• _Instructions for the task_
Each entry in the listing below should be restated word for word.

>> Begin Records for the exercise

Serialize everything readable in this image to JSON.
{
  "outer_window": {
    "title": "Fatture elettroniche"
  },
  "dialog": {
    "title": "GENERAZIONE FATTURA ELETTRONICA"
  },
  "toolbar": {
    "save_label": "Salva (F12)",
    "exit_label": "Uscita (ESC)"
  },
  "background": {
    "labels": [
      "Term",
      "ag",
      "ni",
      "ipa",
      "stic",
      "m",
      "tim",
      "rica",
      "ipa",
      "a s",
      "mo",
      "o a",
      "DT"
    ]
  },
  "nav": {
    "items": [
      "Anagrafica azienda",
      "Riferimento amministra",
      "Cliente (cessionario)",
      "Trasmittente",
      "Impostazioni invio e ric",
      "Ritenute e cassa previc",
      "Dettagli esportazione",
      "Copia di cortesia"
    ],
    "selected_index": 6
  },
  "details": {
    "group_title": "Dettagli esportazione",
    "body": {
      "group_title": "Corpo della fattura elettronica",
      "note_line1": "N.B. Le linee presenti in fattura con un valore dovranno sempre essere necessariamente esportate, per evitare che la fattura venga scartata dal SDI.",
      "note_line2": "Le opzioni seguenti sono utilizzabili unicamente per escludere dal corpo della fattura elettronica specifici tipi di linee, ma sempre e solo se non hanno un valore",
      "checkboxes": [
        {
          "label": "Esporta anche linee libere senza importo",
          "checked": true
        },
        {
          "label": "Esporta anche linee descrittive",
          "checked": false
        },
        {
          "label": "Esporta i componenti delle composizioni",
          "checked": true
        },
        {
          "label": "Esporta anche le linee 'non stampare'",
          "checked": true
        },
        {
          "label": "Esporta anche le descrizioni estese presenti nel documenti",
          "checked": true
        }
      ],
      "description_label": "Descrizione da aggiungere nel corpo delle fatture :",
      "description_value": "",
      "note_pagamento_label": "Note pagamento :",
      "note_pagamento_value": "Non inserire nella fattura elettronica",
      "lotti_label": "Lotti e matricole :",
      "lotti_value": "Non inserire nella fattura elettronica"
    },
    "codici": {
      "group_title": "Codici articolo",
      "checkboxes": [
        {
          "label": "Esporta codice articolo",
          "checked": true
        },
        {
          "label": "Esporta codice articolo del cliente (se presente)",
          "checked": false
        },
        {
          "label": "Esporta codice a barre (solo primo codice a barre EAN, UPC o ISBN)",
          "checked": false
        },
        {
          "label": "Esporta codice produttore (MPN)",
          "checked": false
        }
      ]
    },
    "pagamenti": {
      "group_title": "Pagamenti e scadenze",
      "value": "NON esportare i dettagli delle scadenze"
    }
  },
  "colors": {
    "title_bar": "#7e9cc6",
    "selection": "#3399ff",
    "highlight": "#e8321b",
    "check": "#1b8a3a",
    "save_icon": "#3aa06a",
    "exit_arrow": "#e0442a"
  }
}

>> End Records for the exercise

• _Final answer_
Serialize everything readable in this image to JSON.
{
  "outer_window": {
    "title": "Fatture elettroniche"
  },
  "dialog": {
    "title": "GENERAZIONE FATTURA ELETTRONICA"
  },
  "toolbar": {
    "save_label": "Salva (F12)",
    "exit_label": "Uscita (ESC)"
  },
  "background": {
    "labels": [
      "Term",
      "ag",
      "ni",
      "ipa",
      "stic",
      "m",
      "tim",
      "rica",
      "ipa",
      "a s",
      "mo",
      "o a",
      "DT"
    ]
  },
  "nav": {
    "items": [
      "Anagrafica azienda",
      "Riferimento amministra",
      "Cliente (cessionario)",
      "Trasmittente",
      "Impostazioni invio e ric",
      "Ritenute e cassa previc",
      "Dettagli esportazione",
      "Copia di cortesia"
    ],
    "selected_index": 6
  },
  "details": {
    "group_title": "Dettagli esportazione",
    "body": {
      "group_title": "Corpo della fattura elettronica",
      "note_line1": "N.B. Le linee presenti in fattura con un valore dovranno sempre essere necessariamente esportate, per evitare che la fattura venga scartata dal SDI.",
      "note_line2": "Le opzioni seguenti sono utilizzabili unicamente per escludere dal corpo della fattura elettronica specifici tipi di linee, ma sempre e solo se non hanno un valore",
      "checkboxes": [
        {
          "label": "Esporta anche linee libere senza importo",
          "checked": true
        },
        {
          "label": "Esporta anche linee descrittive",
          "checked": false
        },
        {
          "label": "Esporta i componenti delle composizioni",
          "checked": true
        },
        {
          "label": "Esporta anche le linee 'non stampare'",
          "checked": true
        },
        {
          "label": "Esporta anche le descrizioni estese presenti nel documenti",
          "checked": true
        }
      ],
      "description_label": "Descrizione da aggiungere nel corpo delle fatture :",
      "description_value": "",
      "note_pagamento_label": "Note pagamento :",
      "note_pagamento_value": "Non inserire nella fattura elettronica",
      "lotti_label": "Lotti e matricole :",
      "lotti_value": "Non inserire nella fattura elettronica"
    },
    "codici": {
      "group_title": "Codici articolo",
      "checkboxes": [
        {
          "label": "Esporta codice articolo",
          "checked": true
        },
        {
          "label": "Esporta codice articolo del cliente (se presente)",
          "checked": false
        },
        {
          "label": "Esporta codice a barre (solo primo codice a barre EAN, UPC o ISBN)",
          "checked": false
        },
        {
          "label": "Esporta codice produttore (MPN)",
          "checked": false
        }
      ]
    },
    "pagamenti": {
      "group_title": "Pagamenti e scadenze",
      "value": "NON esportare i dettagli delle scadenze"
    }
  },
  "colors": {
    "title_bar": "#7e9cc6",
    "selection": "#3399ff",
    "highlight": "#e8321b",
    "check": "#1b8a3a",
    "save_icon": "#3aa06a",
    "exit_arrow": "#e0442a"
  }
}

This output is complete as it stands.